[Exercise materials]:
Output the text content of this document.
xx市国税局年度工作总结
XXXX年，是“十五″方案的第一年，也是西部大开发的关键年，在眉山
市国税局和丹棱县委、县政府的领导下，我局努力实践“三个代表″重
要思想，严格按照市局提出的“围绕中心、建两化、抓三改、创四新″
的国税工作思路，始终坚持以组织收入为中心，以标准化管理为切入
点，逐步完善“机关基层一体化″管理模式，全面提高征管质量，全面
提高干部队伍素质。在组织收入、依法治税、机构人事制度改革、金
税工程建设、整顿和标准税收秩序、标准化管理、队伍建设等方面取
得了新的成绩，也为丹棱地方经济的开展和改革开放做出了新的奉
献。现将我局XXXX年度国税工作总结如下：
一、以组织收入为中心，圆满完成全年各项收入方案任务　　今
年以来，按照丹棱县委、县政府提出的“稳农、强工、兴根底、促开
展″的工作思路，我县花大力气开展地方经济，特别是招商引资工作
...
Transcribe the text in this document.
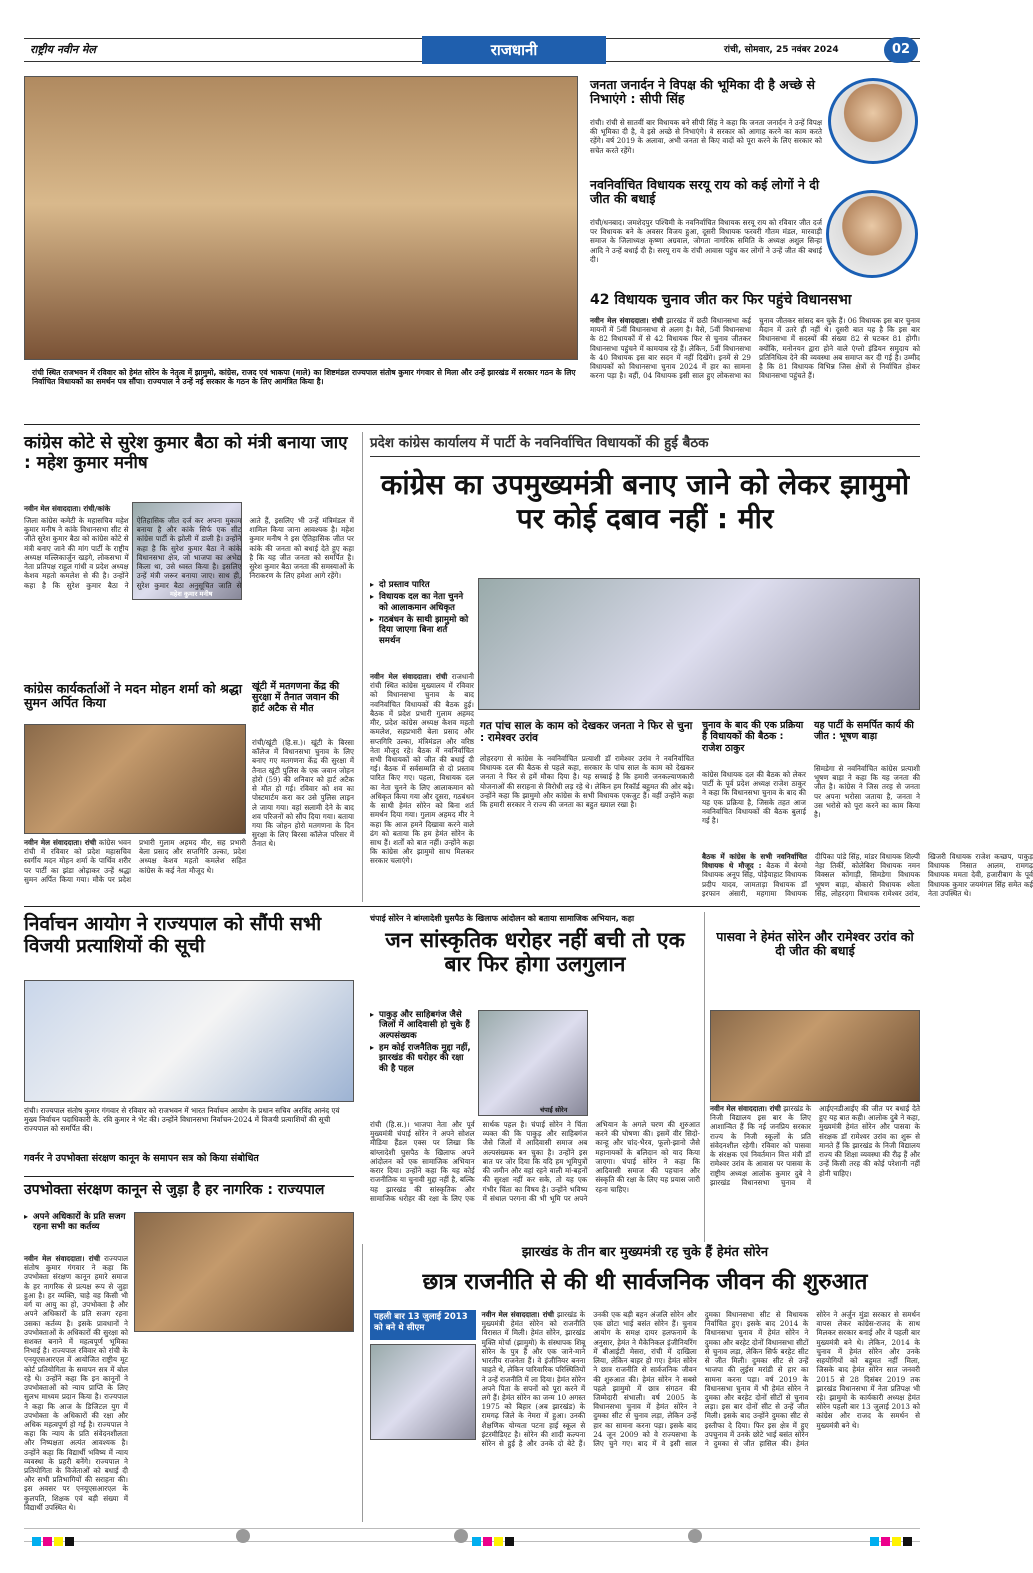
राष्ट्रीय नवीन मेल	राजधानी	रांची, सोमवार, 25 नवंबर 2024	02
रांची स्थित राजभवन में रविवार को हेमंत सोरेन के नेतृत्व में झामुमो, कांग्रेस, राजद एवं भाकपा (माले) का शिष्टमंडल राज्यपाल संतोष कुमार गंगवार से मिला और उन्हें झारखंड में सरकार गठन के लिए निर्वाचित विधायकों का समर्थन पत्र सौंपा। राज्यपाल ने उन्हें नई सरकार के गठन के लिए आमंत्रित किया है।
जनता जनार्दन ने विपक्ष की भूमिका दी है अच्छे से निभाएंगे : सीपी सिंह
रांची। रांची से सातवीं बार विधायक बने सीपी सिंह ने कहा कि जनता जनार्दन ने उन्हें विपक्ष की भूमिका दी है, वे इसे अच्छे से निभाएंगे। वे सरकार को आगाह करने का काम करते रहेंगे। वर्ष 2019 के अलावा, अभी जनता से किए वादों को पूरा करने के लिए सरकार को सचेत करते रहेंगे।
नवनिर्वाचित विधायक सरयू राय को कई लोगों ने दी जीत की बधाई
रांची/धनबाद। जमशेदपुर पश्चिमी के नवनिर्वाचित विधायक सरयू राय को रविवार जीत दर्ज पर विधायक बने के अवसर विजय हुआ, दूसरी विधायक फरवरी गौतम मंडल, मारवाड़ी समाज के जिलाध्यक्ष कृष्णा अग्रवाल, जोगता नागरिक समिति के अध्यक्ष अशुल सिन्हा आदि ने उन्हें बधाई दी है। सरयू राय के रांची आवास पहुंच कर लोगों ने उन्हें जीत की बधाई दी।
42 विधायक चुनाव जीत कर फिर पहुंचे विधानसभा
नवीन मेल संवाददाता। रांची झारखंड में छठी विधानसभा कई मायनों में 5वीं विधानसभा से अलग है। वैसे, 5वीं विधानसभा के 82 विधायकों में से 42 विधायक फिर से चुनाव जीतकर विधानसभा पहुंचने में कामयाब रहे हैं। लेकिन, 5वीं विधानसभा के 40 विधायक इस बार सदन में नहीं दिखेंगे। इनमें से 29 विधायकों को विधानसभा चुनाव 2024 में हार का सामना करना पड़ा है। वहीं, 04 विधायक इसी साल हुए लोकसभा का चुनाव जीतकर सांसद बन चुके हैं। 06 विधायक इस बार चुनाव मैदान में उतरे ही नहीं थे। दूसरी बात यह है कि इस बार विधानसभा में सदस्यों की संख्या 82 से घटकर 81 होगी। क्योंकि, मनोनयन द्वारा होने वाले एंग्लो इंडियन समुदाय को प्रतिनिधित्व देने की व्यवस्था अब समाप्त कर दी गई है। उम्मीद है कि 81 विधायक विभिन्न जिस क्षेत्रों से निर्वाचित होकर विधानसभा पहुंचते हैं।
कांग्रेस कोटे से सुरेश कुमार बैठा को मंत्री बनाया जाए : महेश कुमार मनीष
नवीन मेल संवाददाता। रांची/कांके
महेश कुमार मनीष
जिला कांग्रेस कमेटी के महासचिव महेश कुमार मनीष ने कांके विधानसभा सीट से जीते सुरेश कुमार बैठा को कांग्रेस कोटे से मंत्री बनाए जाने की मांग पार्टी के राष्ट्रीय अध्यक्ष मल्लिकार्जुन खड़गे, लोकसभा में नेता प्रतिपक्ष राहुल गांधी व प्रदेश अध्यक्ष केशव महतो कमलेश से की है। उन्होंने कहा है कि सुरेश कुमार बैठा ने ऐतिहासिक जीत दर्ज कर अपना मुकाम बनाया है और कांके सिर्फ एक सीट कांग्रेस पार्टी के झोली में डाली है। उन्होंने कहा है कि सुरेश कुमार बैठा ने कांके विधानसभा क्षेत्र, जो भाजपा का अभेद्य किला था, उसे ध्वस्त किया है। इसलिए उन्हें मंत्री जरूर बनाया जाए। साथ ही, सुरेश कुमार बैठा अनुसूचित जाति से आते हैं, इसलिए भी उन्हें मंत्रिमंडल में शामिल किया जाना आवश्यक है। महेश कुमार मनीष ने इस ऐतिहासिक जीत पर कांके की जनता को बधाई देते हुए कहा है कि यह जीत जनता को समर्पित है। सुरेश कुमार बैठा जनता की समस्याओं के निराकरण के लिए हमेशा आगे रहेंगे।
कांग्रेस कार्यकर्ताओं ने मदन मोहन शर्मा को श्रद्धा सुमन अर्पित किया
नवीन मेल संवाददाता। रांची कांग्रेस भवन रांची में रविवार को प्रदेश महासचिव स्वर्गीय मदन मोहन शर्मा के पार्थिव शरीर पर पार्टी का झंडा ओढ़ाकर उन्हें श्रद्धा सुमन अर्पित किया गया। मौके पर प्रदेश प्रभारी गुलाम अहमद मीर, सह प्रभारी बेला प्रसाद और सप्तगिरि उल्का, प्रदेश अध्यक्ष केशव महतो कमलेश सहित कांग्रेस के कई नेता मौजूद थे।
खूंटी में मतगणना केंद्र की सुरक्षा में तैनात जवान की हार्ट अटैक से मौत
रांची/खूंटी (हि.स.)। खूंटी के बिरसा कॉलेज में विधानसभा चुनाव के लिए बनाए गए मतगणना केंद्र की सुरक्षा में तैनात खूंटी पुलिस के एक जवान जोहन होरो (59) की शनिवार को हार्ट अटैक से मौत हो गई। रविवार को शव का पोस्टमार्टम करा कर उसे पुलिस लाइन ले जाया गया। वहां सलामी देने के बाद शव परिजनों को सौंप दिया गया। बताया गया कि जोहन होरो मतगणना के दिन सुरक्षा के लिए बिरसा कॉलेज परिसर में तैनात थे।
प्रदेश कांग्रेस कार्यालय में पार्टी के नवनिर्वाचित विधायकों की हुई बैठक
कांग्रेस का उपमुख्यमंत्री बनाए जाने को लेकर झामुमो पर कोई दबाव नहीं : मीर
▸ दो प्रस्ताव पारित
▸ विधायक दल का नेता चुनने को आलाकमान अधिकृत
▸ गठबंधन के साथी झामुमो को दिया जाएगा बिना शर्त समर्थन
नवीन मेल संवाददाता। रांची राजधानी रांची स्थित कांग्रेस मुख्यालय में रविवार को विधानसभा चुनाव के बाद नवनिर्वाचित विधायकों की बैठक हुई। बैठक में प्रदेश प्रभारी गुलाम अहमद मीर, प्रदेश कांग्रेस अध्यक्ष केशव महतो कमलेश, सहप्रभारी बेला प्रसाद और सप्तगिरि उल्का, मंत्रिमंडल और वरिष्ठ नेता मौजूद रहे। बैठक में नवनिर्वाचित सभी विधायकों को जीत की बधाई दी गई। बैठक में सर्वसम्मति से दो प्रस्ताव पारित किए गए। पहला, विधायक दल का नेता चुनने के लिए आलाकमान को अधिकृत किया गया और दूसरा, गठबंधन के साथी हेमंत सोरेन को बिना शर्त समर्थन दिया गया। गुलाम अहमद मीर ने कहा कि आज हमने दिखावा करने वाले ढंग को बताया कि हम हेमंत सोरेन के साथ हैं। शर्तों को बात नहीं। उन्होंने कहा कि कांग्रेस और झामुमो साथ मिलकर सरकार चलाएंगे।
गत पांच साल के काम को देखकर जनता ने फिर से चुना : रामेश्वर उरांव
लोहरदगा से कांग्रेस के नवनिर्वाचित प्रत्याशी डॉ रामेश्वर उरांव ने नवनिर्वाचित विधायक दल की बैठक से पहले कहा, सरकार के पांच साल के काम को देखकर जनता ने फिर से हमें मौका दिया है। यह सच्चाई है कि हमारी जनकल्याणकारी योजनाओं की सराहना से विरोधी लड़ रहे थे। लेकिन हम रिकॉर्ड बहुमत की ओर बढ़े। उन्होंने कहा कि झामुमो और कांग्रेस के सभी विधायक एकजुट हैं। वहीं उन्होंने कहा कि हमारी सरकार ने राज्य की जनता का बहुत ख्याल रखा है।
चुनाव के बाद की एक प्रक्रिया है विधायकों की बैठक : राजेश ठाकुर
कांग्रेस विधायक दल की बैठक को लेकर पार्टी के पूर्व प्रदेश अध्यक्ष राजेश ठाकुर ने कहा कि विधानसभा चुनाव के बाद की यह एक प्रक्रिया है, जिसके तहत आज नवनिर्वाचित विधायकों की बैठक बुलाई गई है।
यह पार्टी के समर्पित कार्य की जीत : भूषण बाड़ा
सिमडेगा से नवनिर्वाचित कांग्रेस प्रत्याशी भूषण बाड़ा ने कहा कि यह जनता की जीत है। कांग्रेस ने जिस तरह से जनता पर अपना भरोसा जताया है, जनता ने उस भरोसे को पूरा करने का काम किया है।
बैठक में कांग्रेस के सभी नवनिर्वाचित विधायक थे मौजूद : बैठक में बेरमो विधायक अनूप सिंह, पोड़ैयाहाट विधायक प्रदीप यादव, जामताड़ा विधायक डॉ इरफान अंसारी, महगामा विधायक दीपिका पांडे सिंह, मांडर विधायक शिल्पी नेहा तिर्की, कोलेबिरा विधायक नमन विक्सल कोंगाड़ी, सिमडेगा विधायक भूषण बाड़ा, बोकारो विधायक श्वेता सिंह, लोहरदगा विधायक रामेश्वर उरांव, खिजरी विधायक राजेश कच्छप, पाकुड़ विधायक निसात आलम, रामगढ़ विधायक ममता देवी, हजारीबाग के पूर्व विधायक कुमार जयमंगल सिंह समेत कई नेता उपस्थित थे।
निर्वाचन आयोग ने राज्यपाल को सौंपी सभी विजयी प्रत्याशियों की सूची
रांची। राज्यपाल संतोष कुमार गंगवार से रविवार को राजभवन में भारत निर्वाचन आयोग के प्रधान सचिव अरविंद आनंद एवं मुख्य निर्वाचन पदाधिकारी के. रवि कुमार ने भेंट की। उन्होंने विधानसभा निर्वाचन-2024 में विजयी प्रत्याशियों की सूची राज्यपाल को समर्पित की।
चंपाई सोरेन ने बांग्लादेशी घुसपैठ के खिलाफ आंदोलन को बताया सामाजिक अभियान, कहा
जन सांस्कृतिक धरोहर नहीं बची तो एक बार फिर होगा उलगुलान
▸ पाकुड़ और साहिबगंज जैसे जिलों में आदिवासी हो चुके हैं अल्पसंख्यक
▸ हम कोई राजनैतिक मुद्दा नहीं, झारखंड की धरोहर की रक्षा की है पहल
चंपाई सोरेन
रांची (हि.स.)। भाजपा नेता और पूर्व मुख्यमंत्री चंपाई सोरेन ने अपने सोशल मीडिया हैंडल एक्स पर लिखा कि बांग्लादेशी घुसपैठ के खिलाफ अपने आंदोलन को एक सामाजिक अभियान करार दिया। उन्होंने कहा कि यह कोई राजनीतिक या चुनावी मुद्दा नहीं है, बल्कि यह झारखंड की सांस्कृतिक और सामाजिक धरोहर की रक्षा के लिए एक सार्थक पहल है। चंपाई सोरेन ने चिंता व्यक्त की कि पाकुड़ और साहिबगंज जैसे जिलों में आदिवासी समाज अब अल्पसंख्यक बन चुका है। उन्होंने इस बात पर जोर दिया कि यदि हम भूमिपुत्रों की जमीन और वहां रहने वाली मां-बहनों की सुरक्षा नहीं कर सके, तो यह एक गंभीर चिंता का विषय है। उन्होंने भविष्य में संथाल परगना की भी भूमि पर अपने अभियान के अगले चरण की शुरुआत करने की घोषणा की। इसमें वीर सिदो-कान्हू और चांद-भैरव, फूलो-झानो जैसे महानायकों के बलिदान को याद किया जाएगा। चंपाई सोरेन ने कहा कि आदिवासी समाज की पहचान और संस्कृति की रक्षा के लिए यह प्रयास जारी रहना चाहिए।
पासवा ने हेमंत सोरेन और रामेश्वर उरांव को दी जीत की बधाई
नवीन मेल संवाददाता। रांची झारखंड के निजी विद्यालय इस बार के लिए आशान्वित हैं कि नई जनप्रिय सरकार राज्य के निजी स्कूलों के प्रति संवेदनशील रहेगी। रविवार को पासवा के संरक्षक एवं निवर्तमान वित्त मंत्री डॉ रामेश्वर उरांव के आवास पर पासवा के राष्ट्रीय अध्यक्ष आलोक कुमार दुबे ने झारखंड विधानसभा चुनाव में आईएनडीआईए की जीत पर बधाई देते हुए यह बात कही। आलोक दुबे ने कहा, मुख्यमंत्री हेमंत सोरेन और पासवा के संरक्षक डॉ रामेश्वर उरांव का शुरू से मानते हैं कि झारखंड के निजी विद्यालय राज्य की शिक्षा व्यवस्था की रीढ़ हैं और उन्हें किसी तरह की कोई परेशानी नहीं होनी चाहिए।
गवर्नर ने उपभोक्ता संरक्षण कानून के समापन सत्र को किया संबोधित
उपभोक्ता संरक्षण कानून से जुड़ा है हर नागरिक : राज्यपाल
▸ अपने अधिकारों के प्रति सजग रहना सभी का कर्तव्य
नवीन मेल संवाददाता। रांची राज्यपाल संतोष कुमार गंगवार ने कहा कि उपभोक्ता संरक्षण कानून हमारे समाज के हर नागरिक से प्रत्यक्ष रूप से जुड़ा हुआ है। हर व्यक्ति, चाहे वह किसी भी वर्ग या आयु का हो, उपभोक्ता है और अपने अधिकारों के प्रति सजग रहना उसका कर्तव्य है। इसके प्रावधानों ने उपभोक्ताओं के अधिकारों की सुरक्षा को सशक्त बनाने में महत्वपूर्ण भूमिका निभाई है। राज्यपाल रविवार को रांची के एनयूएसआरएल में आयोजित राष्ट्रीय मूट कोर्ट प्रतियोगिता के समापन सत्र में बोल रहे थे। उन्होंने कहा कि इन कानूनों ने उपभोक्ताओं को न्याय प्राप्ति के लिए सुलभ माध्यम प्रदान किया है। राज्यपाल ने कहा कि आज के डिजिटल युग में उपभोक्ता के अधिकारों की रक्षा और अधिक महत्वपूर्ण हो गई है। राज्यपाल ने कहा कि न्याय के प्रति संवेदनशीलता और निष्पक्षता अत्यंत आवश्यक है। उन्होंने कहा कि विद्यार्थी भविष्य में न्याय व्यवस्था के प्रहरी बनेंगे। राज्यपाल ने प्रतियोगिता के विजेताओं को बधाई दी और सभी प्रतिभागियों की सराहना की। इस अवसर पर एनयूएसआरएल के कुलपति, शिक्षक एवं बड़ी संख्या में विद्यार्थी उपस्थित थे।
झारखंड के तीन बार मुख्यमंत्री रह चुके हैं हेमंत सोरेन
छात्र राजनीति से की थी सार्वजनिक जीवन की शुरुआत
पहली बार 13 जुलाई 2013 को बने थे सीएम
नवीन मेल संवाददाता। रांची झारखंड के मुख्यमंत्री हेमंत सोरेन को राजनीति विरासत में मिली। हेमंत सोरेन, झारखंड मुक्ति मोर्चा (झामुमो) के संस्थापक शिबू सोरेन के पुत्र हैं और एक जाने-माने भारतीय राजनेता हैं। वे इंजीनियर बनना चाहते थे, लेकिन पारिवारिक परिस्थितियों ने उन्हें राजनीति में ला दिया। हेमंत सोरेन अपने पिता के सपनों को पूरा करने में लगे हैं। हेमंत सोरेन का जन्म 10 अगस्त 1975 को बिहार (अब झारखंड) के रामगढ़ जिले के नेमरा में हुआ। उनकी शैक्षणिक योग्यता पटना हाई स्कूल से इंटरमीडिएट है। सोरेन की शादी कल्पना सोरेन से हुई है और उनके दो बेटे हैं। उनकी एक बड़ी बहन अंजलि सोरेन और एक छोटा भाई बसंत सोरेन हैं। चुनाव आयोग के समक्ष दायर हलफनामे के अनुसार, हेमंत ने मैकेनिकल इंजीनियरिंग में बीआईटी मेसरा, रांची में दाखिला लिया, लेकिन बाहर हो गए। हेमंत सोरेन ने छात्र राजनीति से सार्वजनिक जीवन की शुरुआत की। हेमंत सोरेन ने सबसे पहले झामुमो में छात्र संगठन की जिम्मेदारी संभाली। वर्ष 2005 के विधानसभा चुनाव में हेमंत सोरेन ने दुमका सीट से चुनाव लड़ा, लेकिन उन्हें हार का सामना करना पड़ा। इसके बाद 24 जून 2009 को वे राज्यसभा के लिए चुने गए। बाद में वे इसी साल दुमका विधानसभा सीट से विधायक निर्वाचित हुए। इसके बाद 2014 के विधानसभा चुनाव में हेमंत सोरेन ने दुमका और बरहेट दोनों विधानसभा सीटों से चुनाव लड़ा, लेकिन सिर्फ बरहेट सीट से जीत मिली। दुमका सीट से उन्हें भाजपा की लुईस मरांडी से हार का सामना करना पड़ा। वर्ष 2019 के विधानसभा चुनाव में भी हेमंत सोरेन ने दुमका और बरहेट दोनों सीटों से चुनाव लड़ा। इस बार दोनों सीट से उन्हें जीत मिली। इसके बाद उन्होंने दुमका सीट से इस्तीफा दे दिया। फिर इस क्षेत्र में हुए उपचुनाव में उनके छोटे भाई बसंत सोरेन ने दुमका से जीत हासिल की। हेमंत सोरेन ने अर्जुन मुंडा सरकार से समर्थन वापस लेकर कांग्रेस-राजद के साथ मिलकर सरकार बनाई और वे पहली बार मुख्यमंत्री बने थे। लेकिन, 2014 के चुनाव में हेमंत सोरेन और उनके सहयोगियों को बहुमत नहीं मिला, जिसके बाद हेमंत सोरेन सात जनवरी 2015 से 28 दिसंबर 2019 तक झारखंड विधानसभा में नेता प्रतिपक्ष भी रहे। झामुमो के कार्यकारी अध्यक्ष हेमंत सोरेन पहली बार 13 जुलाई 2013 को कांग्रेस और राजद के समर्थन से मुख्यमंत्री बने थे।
---
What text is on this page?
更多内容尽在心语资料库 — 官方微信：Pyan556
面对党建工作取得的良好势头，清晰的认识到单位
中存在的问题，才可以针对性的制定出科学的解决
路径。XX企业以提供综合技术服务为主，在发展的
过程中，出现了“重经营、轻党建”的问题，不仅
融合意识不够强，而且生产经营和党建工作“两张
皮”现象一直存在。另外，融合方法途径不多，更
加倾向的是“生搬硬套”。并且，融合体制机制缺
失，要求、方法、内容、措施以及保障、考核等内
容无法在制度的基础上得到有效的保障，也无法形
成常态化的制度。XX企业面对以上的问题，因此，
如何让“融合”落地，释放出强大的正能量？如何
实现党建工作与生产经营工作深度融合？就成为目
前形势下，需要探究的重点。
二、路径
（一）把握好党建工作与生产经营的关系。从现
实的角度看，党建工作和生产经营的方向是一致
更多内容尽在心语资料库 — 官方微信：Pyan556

[Written task]: Identify and extract each line of the listing that contains "मतगणन".

[Result]:
खूंटी में मतगणना केंद्र की सुरक्षा में तैनात जवान की हार्ट अटैक से मौत
रांची/खूंटी (हि.स.)। खूंटी के बिरसा कॉलेज में विधानसभा चुनाव के लिए बनाए गए मतगणना केंद्र की सुरक्षा में तैनात खूंटी पुलिस के एक जवान जोहन होरो (59) की शनिवार को हार्ट अटैक से मौत हो गई। रविवार को शव का पोस्टमार्टम करा कर उसे पुलिस लाइन ले जाया गया। वहां सलामी देने के बाद शव परिजनों को सौंप दिया गया। बताया गया कि जोहन होरो मतगणना के दिन सुरक्षा के लिए बिरसा कॉलेज परिसर में तैनात थे।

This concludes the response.